** BEGIN Supplied data **

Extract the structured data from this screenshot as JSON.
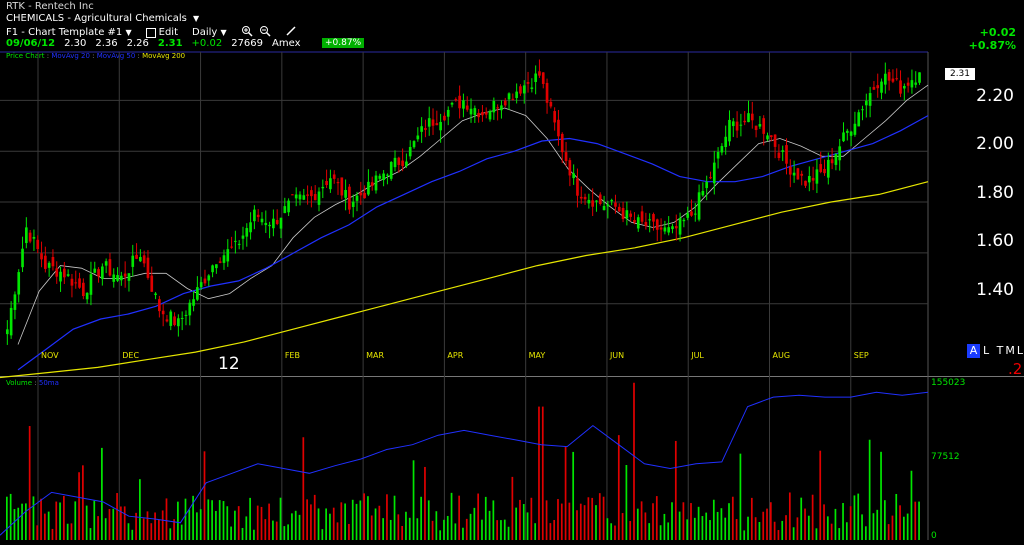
{
  "header": {
    "symbol_line": "RTK - Rentech Inc",
    "industry_line": "CHEMICALS - Agricultural Chemicals",
    "template_label": "F1 - Chart Template #1",
    "edit_label": "Edit",
    "period_label": "Daily",
    "zoom_in_icon": "magnifier-plus",
    "zoom_out_icon": "magnifier-minus",
    "draw_icon": "pencil",
    "dropdown_icon": "triangle-down"
  },
  "quote": {
    "date": "09/06/12",
    "open": "2.30",
    "high": "2.36",
    "low": "2.26",
    "close": "2.31",
    "change": "+0.02",
    "volume": "27669",
    "exchange": "Amex",
    "pct_badge": "+0.87%",
    "right_change": "+0.02",
    "right_pct": "+0.87%"
  },
  "legend": {
    "price_chart": "Price Chart",
    "ma_fast": "MovAvg 20",
    "ma_mid": "MovAvg 50",
    "ma_slow": "MovAvg 200",
    "volume_label": "Volume",
    "volume_avg": "50ma"
  },
  "markers": {
    "last_price": "2.31",
    "year_label": "12",
    "btn_a": "A",
    "btn_rest": "L TML",
    "red_suffix": ".2"
  },
  "colors": {
    "up": "#00e600",
    "down": "#e00000",
    "ma_fast": "#c8c8c8",
    "ma_mid": "#2030ff",
    "ma_slow": "#e6e600",
    "grid": "#3a3a3a",
    "frame": "#2a2aa0"
  },
  "chart_data": [
    {
      "type": "candlestick",
      "title": "RTK - Rentech Inc",
      "x_tick_labels": [
        "NOV",
        "DEC",
        "12",
        "FEB",
        "MAR",
        "APR",
        "MAY",
        "JUN",
        "JUL",
        "AUG",
        "SEP"
      ],
      "y_tick_labels": [
        "2.20",
        "2.00",
        "1.80",
        "1.60",
        "1.40"
      ],
      "ylim": [
        1.12,
        2.39
      ],
      "grid": true,
      "closes_weekly": [
        1.3,
        1.7,
        1.55,
        1.52,
        1.45,
        1.55,
        1.5,
        1.6,
        1.38,
        1.32,
        1.45,
        1.58,
        1.62,
        1.75,
        1.72,
        1.8,
        1.82,
        1.9,
        1.8,
        1.85,
        1.93,
        1.98,
        2.1,
        2.15,
        2.2,
        2.15,
        2.2,
        2.25,
        2.3,
        2.05,
        1.85,
        1.8,
        1.78,
        1.72,
        1.7,
        1.68,
        1.75,
        1.9,
        2.1,
        2.12,
        2.08,
        1.95,
        1.88,
        1.92,
        2.05,
        2.18,
        2.3,
        2.25,
        2.31
      ],
      "last": 2.31,
      "series": [
        {
          "name": "MovAvg 20",
          "values": [
            1.24,
            1.45,
            1.55,
            1.54,
            1.5,
            1.5,
            1.52,
            1.52,
            1.46,
            1.42,
            1.44,
            1.5,
            1.55,
            1.66,
            1.74,
            1.79,
            1.83,
            1.88,
            1.92,
            1.98,
            2.05,
            2.12,
            2.15,
            2.17,
            2.14,
            2.05,
            1.93,
            1.85,
            1.78,
            1.72,
            1.7,
            1.72,
            1.78,
            1.87,
            1.95,
            2.03,
            2.05,
            2.02,
            1.98,
            1.98,
            2.05,
            2.12,
            2.2,
            2.26
          ]
        },
        {
          "name": "MovAvg 50",
          "values": [
            1.14,
            1.22,
            1.3,
            1.34,
            1.36,
            1.39,
            1.44,
            1.47,
            1.49,
            1.54,
            1.6,
            1.66,
            1.71,
            1.78,
            1.83,
            1.88,
            1.92,
            1.97,
            2.0,
            2.04,
            2.05,
            2.03,
            1.99,
            1.95,
            1.9,
            1.88,
            1.88,
            1.9,
            1.94,
            1.97,
            2.0,
            2.03,
            2.08,
            2.14
          ]
        },
        {
          "name": "MovAvg 200",
          "values": [
            1.11,
            1.13,
            1.15,
            1.18,
            1.21,
            1.25,
            1.3,
            1.35,
            1.4,
            1.45,
            1.5,
            1.55,
            1.59,
            1.62,
            1.66,
            1.71,
            1.76,
            1.8,
            1.83,
            1.88
          ]
        }
      ]
    },
    {
      "type": "bar",
      "title": "Volume",
      "y_tick_labels": [
        "155023",
        "77512",
        "0"
      ],
      "ylim": [
        0,
        170000
      ],
      "series": [
        {
          "name": "Volume",
          "note": "daily bars colored by price direction"
        },
        {
          "name": "50ma",
          "values": [
            5000,
            30000,
            50000,
            45000,
            40000,
            25000,
            22000,
            18000,
            60000,
            70000,
            80000,
            75000,
            70000,
            78000,
            85000,
            95000,
            100000,
            110000,
            115000,
            110000,
            105000,
            100000,
            98000,
            120000,
            100000,
            80000,
            75000,
            80000,
            82000,
            140000,
            150000,
            152000,
            150000,
            150000,
            155000,
            152000,
            155000
          ]
        }
      ]
    }
  ]
}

** END Supplied data **

:: Task instructions ::
From the material above, reproduce everything verbatim except the pictures.

:: Output of the exercise ::
Extract the structured data from this screenshot as JSON.
{
  "header": {
    "symbol_line": "RTK - Rentech Inc",
    "industry_line": "CHEMICALS - Agricultural Chemicals",
    "template_label": "F1 - Chart Template #1",
    "edit_label": "Edit",
    "period_label": "Daily",
    "zoom_in_icon": "magnifier-plus",
    "zoom_out_icon": "magnifier-minus",
    "draw_icon": "pencil",
    "dropdown_icon": "triangle-down"
  },
  "quote": {
    "date": "09/06/12",
    "open": "2.30",
    "high": "2.36",
    "low": "2.26",
    "close": "2.31",
    "change": "+0.02",
    "volume": "27669",
    "exchange": "Amex",
    "pct_badge": "+0.87%",
    "right_change": "+0.02",
    "right_pct": "+0.87%"
  },
  "legend": {
    "price_chart": "Price Chart",
    "ma_fast": "MovAvg 20",
    "ma_mid": "MovAvg 50",
    "ma_slow": "MovAvg 200",
    "volume_label": "Volume",
    "volume_avg": "50ma"
  },
  "markers": {
    "last_price": "2.31",
    "year_label": "12",
    "btn_a": "A",
    "btn_rest": "L TML",
    "red_suffix": ".2"
  },
  "colors": {
    "up": "#00e600",
    "down": "#e00000",
    "ma_fast": "#c8c8c8",
    "ma_mid": "#2030ff",
    "ma_slow": "#e6e600",
    "grid": "#3a3a3a",
    "frame": "#2a2aa0"
  },
  "chart_data": [
    {
      "type": "candlestick",
      "title": "RTK - Rentech Inc",
      "x_tick_labels": [
        "NOV",
        "DEC",
        "12",
        "FEB",
        "MAR",
        "APR",
        "MAY",
        "JUN",
        "JUL",
        "AUG",
        "SEP"
      ],
      "y_tick_labels": [
        "2.20",
        "2.00",
        "1.80",
        "1.60",
        "1.40"
      ],
      "ylim": [
        1.12,
        2.39
      ],
      "grid": true,
      "closes_weekly": [
        1.3,
        1.7,
        1.55,
        1.52,
        1.45,
        1.55,
        1.5,
        1.6,
        1.38,
        1.32,
        1.45,
        1.58,
        1.62,
        1.75,
        1.72,
        1.8,
        1.82,
        1.9,
        1.8,
        1.85,
        1.93,
        1.98,
        2.1,
        2.15,
        2.2,
        2.15,
        2.2,
        2.25,
        2.3,
        2.05,
        1.85,
        1.8,
        1.78,
        1.72,
        1.7,
        1.68,
        1.75,
        1.9,
        2.1,
        2.12,
        2.08,
        1.95,
        1.88,
        1.92,
        2.05,
        2.18,
        2.3,
        2.25,
        2.31
      ],
      "last": 2.31,
      "series": [
        {
          "name": "MovAvg 20",
          "values": [
            1.24,
            1.45,
            1.55,
            1.54,
            1.5,
            1.5,
            1.52,
            1.52,
            1.46,
            1.42,
            1.44,
            1.5,
            1.55,
            1.66,
            1.74,
            1.79,
            1.83,
            1.88,
            1.92,
            1.98,
            2.05,
            2.12,
            2.15,
            2.17,
            2.14,
            2.05,
            1.93,
            1.85,
            1.78,
            1.72,
            1.7,
            1.72,
            1.78,
            1.87,
            1.95,
            2.03,
            2.05,
            2.02,
            1.98,
            1.98,
            2.05,
            2.12,
            2.2,
            2.26
          ]
        },
        {
          "name": "MovAvg 50",
          "values": [
            1.14,
            1.22,
            1.3,
            1.34,
            1.36,
            1.39,
            1.44,
            1.47,
            1.49,
            1.54,
            1.6,
            1.66,
            1.71,
            1.78,
            1.83,
            1.88,
            1.92,
            1.97,
            2.0,
            2.04,
            2.05,
            2.03,
            1.99,
            1.95,
            1.9,
            1.88,
            1.88,
            1.9,
            1.94,
            1.97,
            2.0,
            2.03,
            2.08,
            2.14
          ]
        },
        {
          "name": "MovAvg 200",
          "values": [
            1.11,
            1.13,
            1.15,
            1.18,
            1.21,
            1.25,
            1.3,
            1.35,
            1.4,
            1.45,
            1.5,
            1.55,
            1.59,
            1.62,
            1.66,
            1.71,
            1.76,
            1.8,
            1.83,
            1.88
          ]
        }
      ]
    },
    {
      "type": "bar",
      "title": "Volume",
      "y_tick_labels": [
        "155023",
        "77512",
        "0"
      ],
      "ylim": [
        0,
        170000
      ],
      "series": [
        {
          "name": "Volume",
          "note": "daily bars colored by price direction"
        },
        {
          "name": "50ma",
          "values": [
            5000,
            30000,
            50000,
            45000,
            40000,
            25000,
            22000,
            18000,
            60000,
            70000,
            80000,
            75000,
            70000,
            78000,
            85000,
            95000,
            100000,
            110000,
            115000,
            110000,
            105000,
            100000,
            98000,
            120000,
            100000,
            80000,
            75000,
            80000,
            82000,
            140000,
            150000,
            152000,
            150000,
            150000,
            155000,
            152000,
            155000
          ]
        }
      ]
    }
  ]
}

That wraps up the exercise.